### RECORDS FOR PROCESSING

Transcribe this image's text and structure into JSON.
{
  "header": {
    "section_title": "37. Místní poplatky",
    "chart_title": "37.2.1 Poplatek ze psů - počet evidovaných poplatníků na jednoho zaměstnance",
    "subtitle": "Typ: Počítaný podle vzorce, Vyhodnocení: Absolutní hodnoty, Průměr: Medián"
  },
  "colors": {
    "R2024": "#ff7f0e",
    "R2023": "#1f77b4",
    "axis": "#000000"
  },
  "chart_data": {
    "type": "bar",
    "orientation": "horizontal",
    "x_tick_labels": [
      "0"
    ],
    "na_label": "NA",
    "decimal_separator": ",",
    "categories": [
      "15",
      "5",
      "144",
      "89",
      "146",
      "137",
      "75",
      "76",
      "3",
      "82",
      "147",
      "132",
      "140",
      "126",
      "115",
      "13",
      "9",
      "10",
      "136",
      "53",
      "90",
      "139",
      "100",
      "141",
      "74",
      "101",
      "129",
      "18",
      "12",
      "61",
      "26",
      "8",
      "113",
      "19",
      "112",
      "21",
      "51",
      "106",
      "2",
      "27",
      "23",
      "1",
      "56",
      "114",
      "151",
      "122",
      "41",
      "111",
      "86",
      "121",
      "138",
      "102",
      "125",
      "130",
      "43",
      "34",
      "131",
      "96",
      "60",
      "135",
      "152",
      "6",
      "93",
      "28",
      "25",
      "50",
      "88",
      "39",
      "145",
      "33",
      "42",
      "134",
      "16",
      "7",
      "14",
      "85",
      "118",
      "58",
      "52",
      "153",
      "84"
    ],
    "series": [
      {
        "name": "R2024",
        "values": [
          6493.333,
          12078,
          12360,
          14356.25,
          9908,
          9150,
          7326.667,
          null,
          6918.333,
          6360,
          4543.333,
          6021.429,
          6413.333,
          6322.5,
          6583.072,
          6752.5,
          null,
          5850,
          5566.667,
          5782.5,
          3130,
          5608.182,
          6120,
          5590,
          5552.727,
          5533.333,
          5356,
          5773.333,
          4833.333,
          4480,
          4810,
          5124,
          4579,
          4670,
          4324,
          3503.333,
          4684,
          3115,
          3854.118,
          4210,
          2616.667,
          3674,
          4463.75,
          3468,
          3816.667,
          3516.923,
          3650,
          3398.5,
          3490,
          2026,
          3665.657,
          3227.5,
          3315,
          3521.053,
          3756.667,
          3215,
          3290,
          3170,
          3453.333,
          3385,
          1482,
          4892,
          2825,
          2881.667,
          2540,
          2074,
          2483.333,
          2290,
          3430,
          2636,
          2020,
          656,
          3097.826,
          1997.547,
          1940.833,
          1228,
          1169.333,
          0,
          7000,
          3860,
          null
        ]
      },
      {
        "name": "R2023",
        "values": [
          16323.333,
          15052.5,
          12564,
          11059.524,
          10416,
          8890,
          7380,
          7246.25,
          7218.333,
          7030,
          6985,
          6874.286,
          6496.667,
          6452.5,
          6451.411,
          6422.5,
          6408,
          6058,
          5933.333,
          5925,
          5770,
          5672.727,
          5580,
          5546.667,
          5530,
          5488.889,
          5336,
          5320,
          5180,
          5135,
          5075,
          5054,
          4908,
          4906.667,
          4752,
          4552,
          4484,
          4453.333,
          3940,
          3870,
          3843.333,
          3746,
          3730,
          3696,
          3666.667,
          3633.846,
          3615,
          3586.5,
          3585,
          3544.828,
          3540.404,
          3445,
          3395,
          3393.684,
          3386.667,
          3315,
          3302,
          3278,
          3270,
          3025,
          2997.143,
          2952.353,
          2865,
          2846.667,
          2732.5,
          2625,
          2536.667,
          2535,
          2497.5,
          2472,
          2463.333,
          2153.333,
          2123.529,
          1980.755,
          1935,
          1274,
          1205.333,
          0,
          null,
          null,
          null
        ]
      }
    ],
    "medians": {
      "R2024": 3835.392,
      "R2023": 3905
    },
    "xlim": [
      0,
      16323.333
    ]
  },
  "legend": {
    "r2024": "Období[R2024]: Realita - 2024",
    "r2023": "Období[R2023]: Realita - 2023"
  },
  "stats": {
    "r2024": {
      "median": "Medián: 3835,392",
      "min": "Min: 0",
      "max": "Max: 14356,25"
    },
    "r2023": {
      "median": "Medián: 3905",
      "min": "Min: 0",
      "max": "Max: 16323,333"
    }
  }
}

######
### RECORDS FOR PROCESSING

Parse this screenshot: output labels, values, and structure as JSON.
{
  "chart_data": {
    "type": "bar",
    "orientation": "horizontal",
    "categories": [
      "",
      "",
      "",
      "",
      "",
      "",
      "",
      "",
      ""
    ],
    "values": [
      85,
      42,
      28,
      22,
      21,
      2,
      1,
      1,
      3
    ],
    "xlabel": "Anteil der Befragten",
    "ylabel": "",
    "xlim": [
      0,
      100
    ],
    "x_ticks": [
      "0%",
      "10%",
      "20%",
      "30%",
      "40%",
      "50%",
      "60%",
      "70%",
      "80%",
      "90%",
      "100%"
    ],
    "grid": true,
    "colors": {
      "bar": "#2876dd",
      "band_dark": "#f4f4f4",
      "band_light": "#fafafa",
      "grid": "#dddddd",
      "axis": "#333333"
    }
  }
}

######

List the lines of the entries that include "this".

> CORRECT ANSWER:
Transcribe this image's text and structure into JSON.
Parse this screenshot: output labels, values, and structure as JSON.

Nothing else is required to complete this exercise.